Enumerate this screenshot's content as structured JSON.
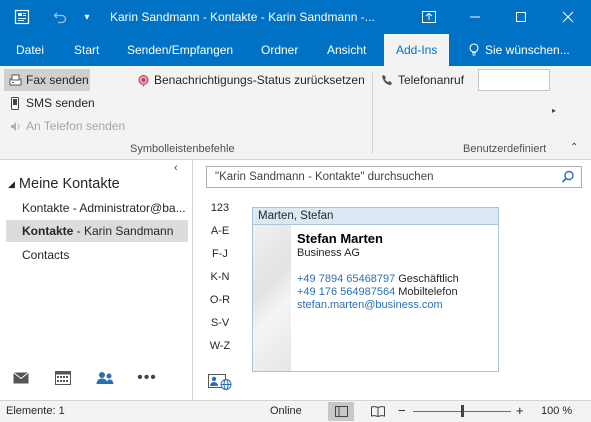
{
  "window": {
    "title": "Karin Sandmann - Kontakte - Karin Sandmann  -...",
    "quick_access": [
      "app-icon",
      "undo-icon",
      "customize-dropdown-icon"
    ],
    "controls": [
      "ribbon-display-icon",
      "minimize-icon",
      "maximize-icon",
      "close-icon"
    ]
  },
  "tabs": [
    {
      "label": "Datei"
    },
    {
      "label": "Start"
    },
    {
      "label": "Senden/Empfangen"
    },
    {
      "label": "Ordner"
    },
    {
      "label": "Ansicht"
    },
    {
      "label": "Add-Ins",
      "active": true
    }
  ],
  "tell_me": {
    "label": "Sie wünschen..."
  },
  "ribbon": {
    "fax": "Fax senden",
    "sms": "SMS senden",
    "call": "An Telefon senden",
    "reset": "Benachrichtigungs-Status zurücksetzen",
    "group1": "Symbolleistenbefehle",
    "phone": "Telefonanruf",
    "phone_value": "",
    "group2": "Benutzerdefiniert"
  },
  "folders": {
    "heading": "Meine Kontakte",
    "items": [
      {
        "label": "Kontakte - Administrator@ba..."
      },
      {
        "bold": "Kontakte",
        "rest": " - Karin Sandmann",
        "selected": true
      },
      {
        "label": "Contacts"
      }
    ]
  },
  "nav": [
    "mail-icon",
    "calendar-icon",
    "people-icon",
    "more-icon"
  ],
  "search": {
    "placeholder": "\"Karin Sandmann - Kontakte\" durchsuchen"
  },
  "index": [
    "123",
    "A-E",
    "F-J",
    "K-N",
    "O-R",
    "S-V",
    "W-Z"
  ],
  "card": {
    "header": "Marten, Stefan",
    "name": "Stefan Marten",
    "company": "Business AG",
    "phone_business": "+49 7894 65468797",
    "phone_business_label": "Geschäftlich",
    "phone_mobile": "+49 176 564987564",
    "phone_mobile_label": "Mobiltelefon",
    "email": "stefan.marten@business.com"
  },
  "status": {
    "items": "Elemente: 1",
    "connection": "Online",
    "zoom": "100 %",
    "zoom_level": 1.0
  },
  "colors": {
    "accent": "#0072c6",
    "link": "#2a6fb5",
    "card_header": "#dce9f5"
  }
}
──────
**Prompt:** Each line of the material must be retyped exactly, except that images are omitted.

**Answer:**
Enumerate this screenshot's content as structured JSON.
{
  "window": {
    "title": "Karin Sandmann - Kontakte - Karin Sandmann  -...",
    "quick_access": [
      "app-icon",
      "undo-icon",
      "customize-dropdown-icon"
    ],
    "controls": [
      "ribbon-display-icon",
      "minimize-icon",
      "maximize-icon",
      "close-icon"
    ]
  },
  "tabs": [
    {
      "label": "Datei"
    },
    {
      "label": "Start"
    },
    {
      "label": "Senden/Empfangen"
    },
    {
      "label": "Ordner"
    },
    {
      "label": "Ansicht"
    },
    {
      "label": "Add-Ins",
      "active": true
    }
  ],
  "tell_me": {
    "label": "Sie wünschen..."
  },
  "ribbon": {
    "fax": "Fax senden",
    "sms": "SMS senden",
    "call": "An Telefon senden",
    "reset": "Benachrichtigungs-Status zurücksetzen",
    "group1": "Symbolleistenbefehle",
    "phone": "Telefonanruf",
    "phone_value": "",
    "group2": "Benutzerdefiniert"
  },
  "folders": {
    "heading": "Meine Kontakte",
    "items": [
      {
        "label": "Kontakte - Administrator@ba..."
      },
      {
        "bold": "Kontakte",
        "rest": " - Karin Sandmann",
        "selected": true
      },
      {
        "label": "Contacts"
      }
    ]
  },
  "nav": [
    "mail-icon",
    "calendar-icon",
    "people-icon",
    "more-icon"
  ],
  "search": {
    "placeholder": "\"Karin Sandmann - Kontakte\" durchsuchen"
  },
  "index": [
    "123",
    "A-E",
    "F-J",
    "K-N",
    "O-R",
    "S-V",
    "W-Z"
  ],
  "card": {
    "header": "Marten, Stefan",
    "name": "Stefan Marten",
    "company": "Business AG",
    "phone_business": "+49 7894 65468797",
    "phone_business_label": "Geschäftlich",
    "phone_mobile": "+49 176 564987564",
    "phone_mobile_label": "Mobiltelefon",
    "email": "stefan.marten@business.com"
  },
  "status": {
    "items": "Elemente: 1",
    "connection": "Online",
    "zoom": "100 %",
    "zoom_level": 1.0
  },
  "colors": {
    "accent": "#0072c6",
    "link": "#2a6fb5",
    "card_header": "#dce9f5"
  }
}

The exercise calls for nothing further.